▼

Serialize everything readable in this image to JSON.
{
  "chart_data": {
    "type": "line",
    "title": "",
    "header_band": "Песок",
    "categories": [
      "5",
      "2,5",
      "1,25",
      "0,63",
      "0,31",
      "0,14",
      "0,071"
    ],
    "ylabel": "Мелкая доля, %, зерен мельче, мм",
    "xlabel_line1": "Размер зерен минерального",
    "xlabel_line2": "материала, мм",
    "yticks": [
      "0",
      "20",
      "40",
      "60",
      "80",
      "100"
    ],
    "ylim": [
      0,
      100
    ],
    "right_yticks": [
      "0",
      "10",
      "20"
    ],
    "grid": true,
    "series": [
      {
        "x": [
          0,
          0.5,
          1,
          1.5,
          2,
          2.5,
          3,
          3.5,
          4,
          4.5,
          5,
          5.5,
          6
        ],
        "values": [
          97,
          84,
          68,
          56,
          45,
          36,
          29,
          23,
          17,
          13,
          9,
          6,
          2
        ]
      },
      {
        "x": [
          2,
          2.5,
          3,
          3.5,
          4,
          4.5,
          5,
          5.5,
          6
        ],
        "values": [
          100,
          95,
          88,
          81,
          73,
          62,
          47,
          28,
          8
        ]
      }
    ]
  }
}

▲

CHALLENGE: Make a verbatim copy of every entry shown above.

EXERCISE ANSWER:
Serialize everything readable in this image to JSON.
{
  "chart_data": {
    "type": "line",
    "title": "",
    "header_band": "Песок",
    "categories": [
      "5",
      "2,5",
      "1,25",
      "0,63",
      "0,31",
      "0,14",
      "0,071"
    ],
    "ylabel": "Мелкая доля, %, зерен мельче, мм",
    "xlabel_line1": "Размер зерен минерального",
    "xlabel_line2": "материала, мм",
    "yticks": [
      "0",
      "20",
      "40",
      "60",
      "80",
      "100"
    ],
    "ylim": [
      0,
      100
    ],
    "right_yticks": [
      "0",
      "10",
      "20"
    ],
    "grid": true,
    "series": [
      {
        "x": [
          0,
          0.5,
          1,
          1.5,
          2,
          2.5,
          3,
          3.5,
          4,
          4.5,
          5,
          5.5,
          6
        ],
        "values": [
          97,
          84,
          68,
          56,
          45,
          36,
          29,
          23,
          17,
          13,
          9,
          6,
          2
        ]
      },
      {
        "x": [
          2,
          2.5,
          3,
          3.5,
          4,
          4.5,
          5,
          5.5,
          6
        ],
        "values": [
          100,
          95,
          88,
          81,
          73,
          62,
          47,
          28,
          8
        ]
      }
    ]
  }
}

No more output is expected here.